DATA FOR THIS EXERCISE →
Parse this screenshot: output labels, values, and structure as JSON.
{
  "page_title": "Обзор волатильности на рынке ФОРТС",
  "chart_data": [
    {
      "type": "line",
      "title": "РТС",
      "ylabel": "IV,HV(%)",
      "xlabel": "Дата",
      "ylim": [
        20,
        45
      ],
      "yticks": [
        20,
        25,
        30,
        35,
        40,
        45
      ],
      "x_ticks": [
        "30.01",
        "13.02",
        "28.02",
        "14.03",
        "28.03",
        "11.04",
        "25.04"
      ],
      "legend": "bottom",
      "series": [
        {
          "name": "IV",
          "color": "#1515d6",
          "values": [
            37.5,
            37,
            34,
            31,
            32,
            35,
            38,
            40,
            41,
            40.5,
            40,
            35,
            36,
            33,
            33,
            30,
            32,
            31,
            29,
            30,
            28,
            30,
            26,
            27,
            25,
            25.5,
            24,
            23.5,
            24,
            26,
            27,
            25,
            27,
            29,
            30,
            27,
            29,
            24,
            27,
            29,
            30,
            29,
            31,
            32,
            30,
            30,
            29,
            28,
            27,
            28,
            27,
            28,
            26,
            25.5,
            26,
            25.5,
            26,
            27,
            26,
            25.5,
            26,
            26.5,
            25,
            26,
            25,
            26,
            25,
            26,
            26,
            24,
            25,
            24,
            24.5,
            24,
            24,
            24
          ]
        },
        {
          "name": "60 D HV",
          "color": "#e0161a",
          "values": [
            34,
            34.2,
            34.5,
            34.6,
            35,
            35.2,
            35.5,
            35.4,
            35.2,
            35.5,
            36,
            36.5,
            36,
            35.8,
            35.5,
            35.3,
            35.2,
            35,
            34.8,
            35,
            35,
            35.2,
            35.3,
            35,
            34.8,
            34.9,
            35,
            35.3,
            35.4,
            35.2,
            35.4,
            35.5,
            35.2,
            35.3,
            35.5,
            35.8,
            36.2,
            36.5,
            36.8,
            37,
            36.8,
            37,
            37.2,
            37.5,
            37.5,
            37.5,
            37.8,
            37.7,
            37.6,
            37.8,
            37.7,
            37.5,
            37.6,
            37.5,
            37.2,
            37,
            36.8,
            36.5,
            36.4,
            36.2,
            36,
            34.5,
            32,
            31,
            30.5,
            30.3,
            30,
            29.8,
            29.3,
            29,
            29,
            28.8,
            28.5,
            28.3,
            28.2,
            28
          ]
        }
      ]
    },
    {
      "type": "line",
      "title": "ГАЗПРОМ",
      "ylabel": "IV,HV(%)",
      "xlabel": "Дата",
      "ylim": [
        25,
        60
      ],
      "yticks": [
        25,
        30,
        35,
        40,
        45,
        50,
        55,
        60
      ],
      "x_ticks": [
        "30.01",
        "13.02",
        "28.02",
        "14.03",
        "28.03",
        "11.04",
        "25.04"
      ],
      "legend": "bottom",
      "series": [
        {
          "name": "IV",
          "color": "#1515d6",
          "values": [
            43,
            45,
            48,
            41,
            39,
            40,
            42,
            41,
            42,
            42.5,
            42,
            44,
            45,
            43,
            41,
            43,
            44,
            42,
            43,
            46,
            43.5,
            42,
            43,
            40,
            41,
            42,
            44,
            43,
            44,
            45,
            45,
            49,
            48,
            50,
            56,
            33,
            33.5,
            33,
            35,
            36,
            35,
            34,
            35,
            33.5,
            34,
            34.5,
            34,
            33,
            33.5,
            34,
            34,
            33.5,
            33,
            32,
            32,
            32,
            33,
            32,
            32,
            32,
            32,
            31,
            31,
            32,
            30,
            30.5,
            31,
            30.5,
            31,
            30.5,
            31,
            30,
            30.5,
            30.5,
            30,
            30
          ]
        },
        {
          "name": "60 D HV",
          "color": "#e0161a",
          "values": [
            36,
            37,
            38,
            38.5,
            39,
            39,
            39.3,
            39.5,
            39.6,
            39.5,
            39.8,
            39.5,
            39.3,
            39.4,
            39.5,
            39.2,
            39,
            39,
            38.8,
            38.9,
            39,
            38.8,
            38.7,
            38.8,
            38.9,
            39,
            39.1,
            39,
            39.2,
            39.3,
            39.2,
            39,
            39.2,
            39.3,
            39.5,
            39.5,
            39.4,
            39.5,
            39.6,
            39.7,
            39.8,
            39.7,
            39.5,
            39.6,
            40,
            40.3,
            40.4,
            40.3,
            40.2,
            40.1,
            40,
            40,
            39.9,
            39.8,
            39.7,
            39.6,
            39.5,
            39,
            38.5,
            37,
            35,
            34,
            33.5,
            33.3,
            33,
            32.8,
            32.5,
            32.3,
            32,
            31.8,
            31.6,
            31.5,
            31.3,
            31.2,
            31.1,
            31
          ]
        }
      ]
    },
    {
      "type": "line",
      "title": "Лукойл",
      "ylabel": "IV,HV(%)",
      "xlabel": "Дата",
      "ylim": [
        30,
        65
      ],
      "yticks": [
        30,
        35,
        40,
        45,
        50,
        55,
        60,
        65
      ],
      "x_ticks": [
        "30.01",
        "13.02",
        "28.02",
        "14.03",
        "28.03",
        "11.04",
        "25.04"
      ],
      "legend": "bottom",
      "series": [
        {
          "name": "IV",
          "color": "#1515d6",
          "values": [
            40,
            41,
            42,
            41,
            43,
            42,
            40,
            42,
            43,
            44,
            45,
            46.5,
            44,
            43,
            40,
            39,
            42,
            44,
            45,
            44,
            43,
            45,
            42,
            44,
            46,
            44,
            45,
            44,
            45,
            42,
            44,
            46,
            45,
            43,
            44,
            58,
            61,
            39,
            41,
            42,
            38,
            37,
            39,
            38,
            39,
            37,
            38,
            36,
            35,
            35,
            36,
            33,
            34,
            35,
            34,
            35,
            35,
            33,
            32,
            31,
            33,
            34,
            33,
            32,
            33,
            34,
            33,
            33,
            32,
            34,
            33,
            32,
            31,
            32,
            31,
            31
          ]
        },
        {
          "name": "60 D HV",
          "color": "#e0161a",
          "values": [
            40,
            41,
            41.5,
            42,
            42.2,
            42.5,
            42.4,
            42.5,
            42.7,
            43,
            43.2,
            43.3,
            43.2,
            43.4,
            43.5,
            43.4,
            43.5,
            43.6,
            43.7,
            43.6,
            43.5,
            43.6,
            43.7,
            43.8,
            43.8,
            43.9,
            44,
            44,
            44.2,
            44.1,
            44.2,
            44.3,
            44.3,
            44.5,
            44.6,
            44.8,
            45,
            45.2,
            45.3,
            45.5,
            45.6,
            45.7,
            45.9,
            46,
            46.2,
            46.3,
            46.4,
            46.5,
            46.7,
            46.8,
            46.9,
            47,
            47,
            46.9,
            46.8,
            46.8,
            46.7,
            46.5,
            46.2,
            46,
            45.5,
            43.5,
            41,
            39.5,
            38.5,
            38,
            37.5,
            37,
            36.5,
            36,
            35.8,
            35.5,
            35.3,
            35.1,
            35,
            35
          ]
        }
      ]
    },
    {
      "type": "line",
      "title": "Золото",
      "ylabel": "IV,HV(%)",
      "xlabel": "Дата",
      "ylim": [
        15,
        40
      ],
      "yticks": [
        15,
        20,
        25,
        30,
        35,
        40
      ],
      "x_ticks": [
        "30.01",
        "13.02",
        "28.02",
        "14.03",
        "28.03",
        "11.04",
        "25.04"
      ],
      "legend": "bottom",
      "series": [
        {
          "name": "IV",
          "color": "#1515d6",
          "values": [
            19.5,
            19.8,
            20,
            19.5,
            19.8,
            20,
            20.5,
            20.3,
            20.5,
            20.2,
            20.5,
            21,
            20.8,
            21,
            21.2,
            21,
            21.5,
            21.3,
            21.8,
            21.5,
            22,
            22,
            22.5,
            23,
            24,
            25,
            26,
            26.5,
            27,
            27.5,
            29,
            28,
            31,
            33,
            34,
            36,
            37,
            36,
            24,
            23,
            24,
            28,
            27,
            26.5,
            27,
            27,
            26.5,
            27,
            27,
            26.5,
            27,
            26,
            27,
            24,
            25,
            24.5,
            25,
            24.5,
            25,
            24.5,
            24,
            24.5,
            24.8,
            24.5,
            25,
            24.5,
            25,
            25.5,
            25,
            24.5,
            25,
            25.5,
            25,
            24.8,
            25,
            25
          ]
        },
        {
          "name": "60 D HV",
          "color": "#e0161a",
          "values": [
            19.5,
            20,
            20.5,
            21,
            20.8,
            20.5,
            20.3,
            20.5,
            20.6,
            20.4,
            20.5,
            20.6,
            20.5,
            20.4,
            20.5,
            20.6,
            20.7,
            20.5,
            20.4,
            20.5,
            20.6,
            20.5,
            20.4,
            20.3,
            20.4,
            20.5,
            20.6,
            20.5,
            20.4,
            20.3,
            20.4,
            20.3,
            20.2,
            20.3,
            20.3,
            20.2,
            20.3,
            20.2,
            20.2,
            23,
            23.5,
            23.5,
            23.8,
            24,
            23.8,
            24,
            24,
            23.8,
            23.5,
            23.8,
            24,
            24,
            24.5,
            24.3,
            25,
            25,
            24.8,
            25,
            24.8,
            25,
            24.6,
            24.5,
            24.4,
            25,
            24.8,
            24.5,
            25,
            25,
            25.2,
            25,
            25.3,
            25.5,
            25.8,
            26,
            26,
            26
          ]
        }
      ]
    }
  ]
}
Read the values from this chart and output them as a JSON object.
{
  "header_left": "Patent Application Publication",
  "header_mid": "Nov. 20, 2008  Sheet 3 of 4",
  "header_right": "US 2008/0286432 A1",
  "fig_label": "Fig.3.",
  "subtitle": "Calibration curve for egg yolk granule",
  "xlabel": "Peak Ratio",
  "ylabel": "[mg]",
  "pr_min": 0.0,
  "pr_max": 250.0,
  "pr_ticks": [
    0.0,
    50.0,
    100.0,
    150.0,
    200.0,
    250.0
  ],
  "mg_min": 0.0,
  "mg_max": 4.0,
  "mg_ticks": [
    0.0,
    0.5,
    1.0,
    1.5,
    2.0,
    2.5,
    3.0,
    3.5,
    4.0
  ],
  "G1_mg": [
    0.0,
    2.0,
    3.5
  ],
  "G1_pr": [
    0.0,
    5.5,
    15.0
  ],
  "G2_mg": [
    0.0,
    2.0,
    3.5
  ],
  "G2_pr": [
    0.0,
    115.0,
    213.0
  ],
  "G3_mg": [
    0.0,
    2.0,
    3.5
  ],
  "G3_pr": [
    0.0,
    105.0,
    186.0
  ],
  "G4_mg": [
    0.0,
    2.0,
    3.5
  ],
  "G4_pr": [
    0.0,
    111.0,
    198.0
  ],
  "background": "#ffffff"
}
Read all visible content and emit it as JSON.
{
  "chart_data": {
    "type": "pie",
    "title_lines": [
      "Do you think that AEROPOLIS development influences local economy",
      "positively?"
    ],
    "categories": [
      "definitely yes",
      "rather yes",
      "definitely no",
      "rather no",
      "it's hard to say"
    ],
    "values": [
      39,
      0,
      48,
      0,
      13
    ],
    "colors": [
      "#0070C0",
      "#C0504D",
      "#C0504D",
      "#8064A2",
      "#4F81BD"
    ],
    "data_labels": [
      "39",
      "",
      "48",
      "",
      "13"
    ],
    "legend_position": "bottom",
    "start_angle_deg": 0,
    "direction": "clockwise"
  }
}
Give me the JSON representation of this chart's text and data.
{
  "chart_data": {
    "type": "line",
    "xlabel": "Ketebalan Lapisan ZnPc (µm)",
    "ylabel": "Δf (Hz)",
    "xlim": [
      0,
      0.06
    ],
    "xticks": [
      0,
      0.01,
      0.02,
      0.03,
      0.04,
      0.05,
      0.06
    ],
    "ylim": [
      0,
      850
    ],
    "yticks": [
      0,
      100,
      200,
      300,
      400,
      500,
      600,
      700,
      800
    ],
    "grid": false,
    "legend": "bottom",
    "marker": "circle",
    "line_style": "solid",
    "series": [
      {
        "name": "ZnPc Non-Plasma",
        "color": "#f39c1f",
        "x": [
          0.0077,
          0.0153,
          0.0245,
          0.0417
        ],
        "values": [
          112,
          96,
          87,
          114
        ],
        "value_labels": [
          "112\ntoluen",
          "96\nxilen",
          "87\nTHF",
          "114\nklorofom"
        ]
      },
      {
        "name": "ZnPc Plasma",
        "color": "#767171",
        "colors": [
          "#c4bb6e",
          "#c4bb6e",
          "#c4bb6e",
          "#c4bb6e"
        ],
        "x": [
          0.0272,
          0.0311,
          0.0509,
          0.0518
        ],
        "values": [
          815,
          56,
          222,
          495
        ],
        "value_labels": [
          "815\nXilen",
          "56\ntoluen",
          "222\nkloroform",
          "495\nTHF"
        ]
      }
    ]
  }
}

EXERCISE PROMPT → Return each line in the records that holds the string "output".

IN RESPONSE →
Parse this screenshot: output labels, values, and structure as JSON.
Read the values from this chart and output them as a JSON object.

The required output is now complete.